▶ THE TASK
Extract the complete data exactly as given.

▶ EXERCISE MATERIALS

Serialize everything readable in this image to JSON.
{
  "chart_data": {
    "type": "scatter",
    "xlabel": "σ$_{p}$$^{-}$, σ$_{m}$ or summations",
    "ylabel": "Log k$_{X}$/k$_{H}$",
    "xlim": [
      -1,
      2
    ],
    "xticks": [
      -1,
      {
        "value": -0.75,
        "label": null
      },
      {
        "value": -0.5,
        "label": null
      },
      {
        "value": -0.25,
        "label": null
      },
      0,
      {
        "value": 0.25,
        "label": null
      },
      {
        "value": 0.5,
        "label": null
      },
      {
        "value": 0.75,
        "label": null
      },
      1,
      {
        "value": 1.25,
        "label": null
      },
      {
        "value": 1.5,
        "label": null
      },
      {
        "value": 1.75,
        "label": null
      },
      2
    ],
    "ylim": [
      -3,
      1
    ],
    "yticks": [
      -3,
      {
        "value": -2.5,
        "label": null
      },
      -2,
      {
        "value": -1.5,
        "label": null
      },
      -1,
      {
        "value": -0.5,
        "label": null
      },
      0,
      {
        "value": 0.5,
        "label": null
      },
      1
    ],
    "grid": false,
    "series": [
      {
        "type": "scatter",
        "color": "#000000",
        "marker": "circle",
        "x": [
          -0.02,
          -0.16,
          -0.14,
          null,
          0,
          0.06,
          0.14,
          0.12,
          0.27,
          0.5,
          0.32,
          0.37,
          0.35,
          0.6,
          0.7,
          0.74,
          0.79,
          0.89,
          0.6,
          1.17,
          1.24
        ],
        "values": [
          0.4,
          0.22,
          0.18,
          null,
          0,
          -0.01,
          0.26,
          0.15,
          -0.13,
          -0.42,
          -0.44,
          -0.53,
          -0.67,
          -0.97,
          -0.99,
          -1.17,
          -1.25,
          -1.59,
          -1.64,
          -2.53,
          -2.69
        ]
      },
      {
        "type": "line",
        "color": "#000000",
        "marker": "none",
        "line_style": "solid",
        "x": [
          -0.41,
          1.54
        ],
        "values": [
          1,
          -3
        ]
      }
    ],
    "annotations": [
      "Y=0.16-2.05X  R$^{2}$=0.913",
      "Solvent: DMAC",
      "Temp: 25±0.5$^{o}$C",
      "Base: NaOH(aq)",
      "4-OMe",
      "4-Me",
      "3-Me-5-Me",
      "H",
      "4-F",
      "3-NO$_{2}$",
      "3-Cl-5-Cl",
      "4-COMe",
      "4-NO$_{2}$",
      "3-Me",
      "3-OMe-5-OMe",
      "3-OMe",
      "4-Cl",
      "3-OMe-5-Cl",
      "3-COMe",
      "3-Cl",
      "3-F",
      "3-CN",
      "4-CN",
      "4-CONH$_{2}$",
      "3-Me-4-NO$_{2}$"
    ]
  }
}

▶ OUTPUT FOR THIS EXERCISE
Serialize everything readable in this image to JSON.
{
  "chart_data": {
    "type": "scatter",
    "xlabel": "σ$_{p}$$^{-}$, σ$_{m}$ or summations",
    "ylabel": "Log k$_{X}$/k$_{H}$",
    "xlim": [
      -1,
      2
    ],
    "xticks": [
      -1,
      {
        "value": -0.75,
        "label": null
      },
      {
        "value": -0.5,
        "label": null
      },
      {
        "value": -0.25,
        "label": null
      },
      0,
      {
        "value": 0.25,
        "label": null
      },
      {
        "value": 0.5,
        "label": null
      },
      {
        "value": 0.75,
        "label": null
      },
      1,
      {
        "value": 1.25,
        "label": null
      },
      {
        "value": 1.5,
        "label": null
      },
      {
        "value": 1.75,
        "label": null
      },
      2
    ],
    "ylim": [
      -3,
      1
    ],
    "yticks": [
      -3,
      {
        "value": -2.5,
        "label": null
      },
      -2,
      {
        "value": -1.5,
        "label": null
      },
      -1,
      {
        "value": -0.5,
        "label": null
      },
      0,
      {
        "value": 0.5,
        "label": null
      },
      1
    ],
    "grid": false,
    "series": [
      {
        "type": "scatter",
        "color": "#000000",
        "marker": "circle",
        "x": [
          -0.02,
          -0.16,
          -0.14,
          null,
          0,
          0.06,
          0.14,
          0.12,
          0.27,
          0.5,
          0.32,
          0.37,
          0.35,
          0.6,
          0.7,
          0.74,
          0.79,
          0.89,
          0.6,
          1.17,
          1.24
        ],
        "values": [
          0.4,
          0.22,
          0.18,
          null,
          0,
          -0.01,
          0.26,
          0.15,
          -0.13,
          -0.42,
          -0.44,
          -0.53,
          -0.67,
          -0.97,
          -0.99,
          -1.17,
          -1.25,
          -1.59,
          -1.64,
          -2.53,
          -2.69
        ]
      },
      {
        "type": "line",
        "color": "#000000",
        "marker": "none",
        "line_style": "solid",
        "x": [
          -0.41,
          1.54
        ],
        "values": [
          1,
          -3
        ]
      }
    ],
    "annotations": [
      "Y=0.16-2.05X  R$^{2}$=0.913",
      "Solvent: DMAC",
      "Temp: 25±0.5$^{o}$C",
      "Base: NaOH(aq)",
      "4-OMe",
      "4-Me",
      "3-Me-5-Me",
      "H",
      "4-F",
      "3-NO$_{2}$",
      "3-Cl-5-Cl",
      "4-COMe",
      "4-NO$_{2}$",
      "3-Me",
      "3-OMe-5-OMe",
      "3-OMe",
      "4-Cl",
      "3-OMe-5-Cl",
      "3-COMe",
      "3-Cl",
      "3-F",
      "3-CN",
      "4-CN",
      "4-CONH$_{2}$",
      "3-Me-4-NO$_{2}$"
    ]
  }
}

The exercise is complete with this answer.